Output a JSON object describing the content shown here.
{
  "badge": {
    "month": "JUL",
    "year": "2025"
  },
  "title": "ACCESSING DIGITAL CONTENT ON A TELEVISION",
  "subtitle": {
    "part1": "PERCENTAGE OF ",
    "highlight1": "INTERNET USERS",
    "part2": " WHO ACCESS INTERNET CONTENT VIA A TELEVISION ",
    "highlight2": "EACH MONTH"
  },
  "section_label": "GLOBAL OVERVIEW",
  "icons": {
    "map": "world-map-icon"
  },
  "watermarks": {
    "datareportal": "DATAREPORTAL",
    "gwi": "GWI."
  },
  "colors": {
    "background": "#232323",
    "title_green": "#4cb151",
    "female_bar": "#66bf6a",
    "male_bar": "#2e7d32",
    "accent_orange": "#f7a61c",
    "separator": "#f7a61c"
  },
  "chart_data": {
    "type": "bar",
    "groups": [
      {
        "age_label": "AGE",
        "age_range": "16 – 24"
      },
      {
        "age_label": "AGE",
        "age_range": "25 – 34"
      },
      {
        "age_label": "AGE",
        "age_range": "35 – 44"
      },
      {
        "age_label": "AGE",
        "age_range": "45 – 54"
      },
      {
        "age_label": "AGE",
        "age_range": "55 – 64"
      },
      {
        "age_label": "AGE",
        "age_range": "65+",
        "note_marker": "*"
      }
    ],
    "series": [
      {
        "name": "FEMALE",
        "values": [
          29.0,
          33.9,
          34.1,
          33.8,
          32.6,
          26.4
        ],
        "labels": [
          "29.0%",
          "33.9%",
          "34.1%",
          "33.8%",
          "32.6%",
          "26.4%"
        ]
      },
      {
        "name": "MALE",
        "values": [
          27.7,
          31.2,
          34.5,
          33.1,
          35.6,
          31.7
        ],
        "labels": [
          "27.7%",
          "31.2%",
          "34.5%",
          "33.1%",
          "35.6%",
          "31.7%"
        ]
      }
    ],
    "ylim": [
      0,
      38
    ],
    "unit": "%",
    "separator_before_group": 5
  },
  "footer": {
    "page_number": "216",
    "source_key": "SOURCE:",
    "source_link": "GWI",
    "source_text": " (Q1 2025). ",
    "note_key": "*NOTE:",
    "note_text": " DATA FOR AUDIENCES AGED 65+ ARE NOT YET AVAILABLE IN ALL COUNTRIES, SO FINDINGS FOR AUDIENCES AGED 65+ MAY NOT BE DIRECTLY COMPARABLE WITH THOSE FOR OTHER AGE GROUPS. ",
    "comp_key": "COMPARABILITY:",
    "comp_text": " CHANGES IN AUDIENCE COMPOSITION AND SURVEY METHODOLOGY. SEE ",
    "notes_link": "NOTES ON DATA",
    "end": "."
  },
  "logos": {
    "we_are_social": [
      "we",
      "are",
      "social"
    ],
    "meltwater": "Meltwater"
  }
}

____________________

### Problem details
Using the listing above, please repeat every entry exactly.

### Task output
Output a JSON object describing the content shown here.
{
  "badge": {
    "month": "JUL",
    "year": "2025"
  },
  "title": "ACCESSING DIGITAL CONTENT ON A TELEVISION",
  "subtitle": {
    "part1": "PERCENTAGE OF ",
    "highlight1": "INTERNET USERS",
    "part2": " WHO ACCESS INTERNET CONTENT VIA A TELEVISION ",
    "highlight2": "EACH MONTH"
  },
  "section_label": "GLOBAL OVERVIEW",
  "icons": {
    "map": "world-map-icon"
  },
  "watermarks": {
    "datareportal": "DATAREPORTAL",
    "gwi": "GWI."
  },
  "colors": {
    "background": "#232323",
    "title_green": "#4cb151",
    "female_bar": "#66bf6a",
    "male_bar": "#2e7d32",
    "accent_orange": "#f7a61c",
    "separator": "#f7a61c"
  },
  "chart_data": {
    "type": "bar",
    "groups": [
      {
        "age_label": "AGE",
        "age_range": "16 – 24"
      },
      {
        "age_label": "AGE",
        "age_range": "25 – 34"
      },
      {
        "age_label": "AGE",
        "age_range": "35 – 44"
      },
      {
        "age_label": "AGE",
        "age_range": "45 – 54"
      },
      {
        "age_label": "AGE",
        "age_range": "55 – 64"
      },
      {
        "age_label": "AGE",
        "age_range": "65+",
        "note_marker": "*"
      }
    ],
    "series": [
      {
        "name": "FEMALE",
        "values": [
          29.0,
          33.9,
          34.1,
          33.8,
          32.6,
          26.4
        ],
        "labels": [
          "29.0%",
          "33.9%",
          "34.1%",
          "33.8%",
          "32.6%",
          "26.4%"
        ]
      },
      {
        "name": "MALE",
        "values": [
          27.7,
          31.2,
          34.5,
          33.1,
          35.6,
          31.7
        ],
        "labels": [
          "27.7%",
          "31.2%",
          "34.5%",
          "33.1%",
          "35.6%",
          "31.7%"
        ]
      }
    ],
    "ylim": [
      0,
      38
    ],
    "unit": "%",
    "separator_before_group": 5
  },
  "footer": {
    "page_number": "216",
    "source_key": "SOURCE:",
    "source_link": "GWI",
    "source_text": " (Q1 2025). ",
    "note_key": "*NOTE:",
    "note_text": " DATA FOR AUDIENCES AGED 65+ ARE NOT YET AVAILABLE IN ALL COUNTRIES, SO FINDINGS FOR AUDIENCES AGED 65+ MAY NOT BE DIRECTLY COMPARABLE WITH THOSE FOR OTHER AGE GROUPS. ",
    "comp_key": "COMPARABILITY:",
    "comp_text": " CHANGES IN AUDIENCE COMPOSITION AND SURVEY METHODOLOGY. SEE ",
    "notes_link": "NOTES ON DATA",
    "end": "."
  },
  "logos": {
    "we_are_social": [
      "we",
      "are",
      "social"
    ],
    "meltwater": "Meltwater"
  }
}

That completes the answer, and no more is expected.